**WHAT TO WORK ON:** Transcribe the listing below word for word.

(Data records)

────────────────

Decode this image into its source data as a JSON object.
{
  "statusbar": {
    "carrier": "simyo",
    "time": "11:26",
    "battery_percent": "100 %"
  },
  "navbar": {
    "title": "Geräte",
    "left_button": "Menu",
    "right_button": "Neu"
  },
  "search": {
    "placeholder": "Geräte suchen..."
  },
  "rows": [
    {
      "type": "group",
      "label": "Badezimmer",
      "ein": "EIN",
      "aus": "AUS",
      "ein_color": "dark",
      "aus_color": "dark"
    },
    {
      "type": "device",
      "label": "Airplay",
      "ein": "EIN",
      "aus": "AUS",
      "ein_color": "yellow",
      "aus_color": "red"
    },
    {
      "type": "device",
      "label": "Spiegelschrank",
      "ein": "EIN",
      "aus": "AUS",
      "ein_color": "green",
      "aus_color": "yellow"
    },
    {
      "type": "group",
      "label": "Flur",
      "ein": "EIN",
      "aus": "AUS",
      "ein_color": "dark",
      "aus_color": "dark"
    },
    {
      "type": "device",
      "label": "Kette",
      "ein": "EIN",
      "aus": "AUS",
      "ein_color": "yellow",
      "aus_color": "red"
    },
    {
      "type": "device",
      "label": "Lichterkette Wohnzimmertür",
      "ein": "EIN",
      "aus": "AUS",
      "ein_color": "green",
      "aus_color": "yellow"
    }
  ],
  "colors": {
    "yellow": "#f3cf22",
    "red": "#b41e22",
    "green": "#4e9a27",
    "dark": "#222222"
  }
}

────────────────

**SOLUTION TO THE PROBLEM:**
Decode this image into its source data as a JSON object.
{
  "statusbar": {
    "carrier": "simyo",
    "time": "11:26",
    "battery_percent": "100 %"
  },
  "navbar": {
    "title": "Geräte",
    "left_button": "Menu",
    "right_button": "Neu"
  },
  "search": {
    "placeholder": "Geräte suchen..."
  },
  "rows": [
    {
      "type": "group",
      "label": "Badezimmer",
      "ein": "EIN",
      "aus": "AUS",
      "ein_color": "dark",
      "aus_color": "dark"
    },
    {
      "type": "device",
      "label": "Airplay",
      "ein": "EIN",
      "aus": "AUS",
      "ein_color": "yellow",
      "aus_color": "red"
    },
    {
      "type": "device",
      "label": "Spiegelschrank",
      "ein": "EIN",
      "aus": "AUS",
      "ein_color": "green",
      "aus_color": "yellow"
    },
    {
      "type": "group",
      "label": "Flur",
      "ein": "EIN",
      "aus": "AUS",
      "ein_color": "dark",
      "aus_color": "dark"
    },
    {
      "type": "device",
      "label": "Kette",
      "ein": "EIN",
      "aus": "AUS",
      "ein_color": "yellow",
      "aus_color": "red"
    },
    {
      "type": "device",
      "label": "Lichterkette Wohnzimmertür",
      "ein": "EIN",
      "aus": "AUS",
      "ein_color": "green",
      "aus_color": "yellow"
    }
  ],
  "colors": {
    "yellow": "#f3cf22",
    "red": "#b41e22",
    "green": "#4e9a27",
    "dark": "#222222"
  }
}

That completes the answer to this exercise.